**** Records supplied ****

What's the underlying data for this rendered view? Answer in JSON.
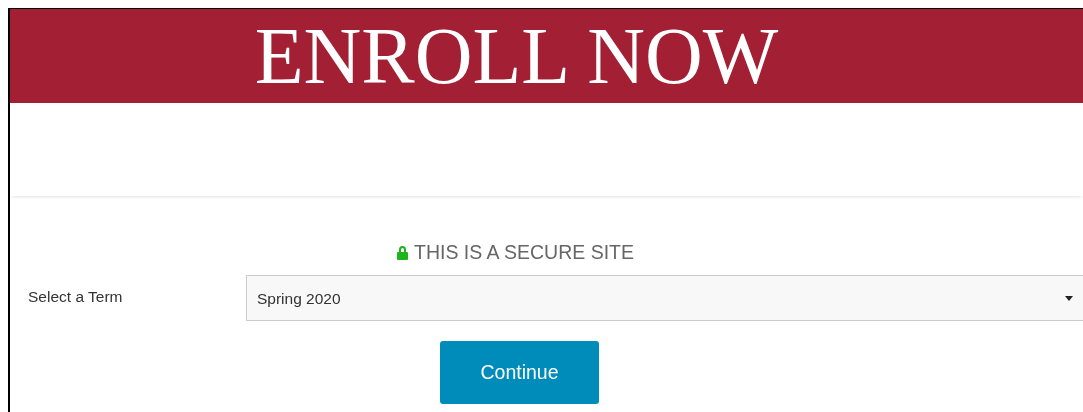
{
  "banner": {
    "title": "ENROLL NOW"
  },
  "secure_notice": {
    "text": "THIS IS A SECURE SITE"
  },
  "term_field": {
    "label": "Select a Term",
    "value": "Spring 2020"
  },
  "continue_button": {
    "label": "Continue"
  }
}
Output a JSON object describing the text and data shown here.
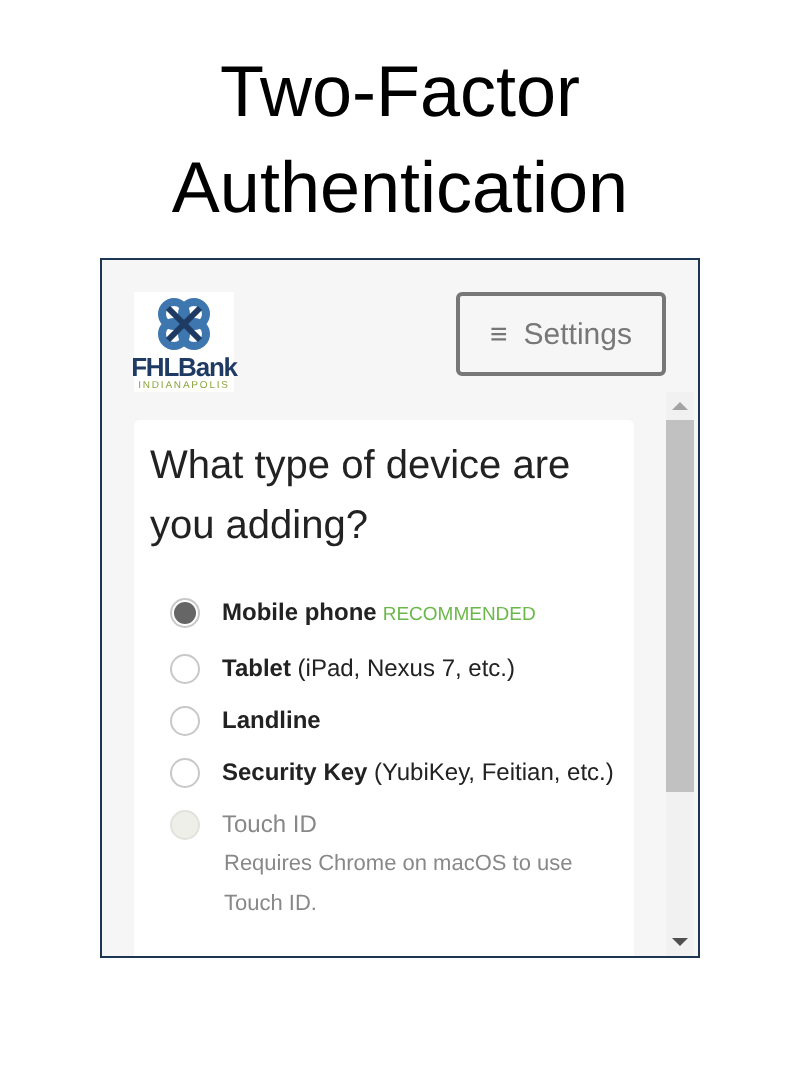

****

* **To do**
Leave out the pictures and give the listing above again exactly.

* **Solved problem**
What's the underlying data for this rendered view? Answer in JSON.
{
  "banner": {
    "title": "ENROLL NOW"
  },
  "secure_notice": {
    "text": "THIS IS A SECURE SITE"
  },
  "term_field": {
    "label": "Select a Term",
    "value": "Spring 2020"
  },
  "continue_button": {
    "label": "Continue"
  }
}
Output a JSON object describing the text and data shown here.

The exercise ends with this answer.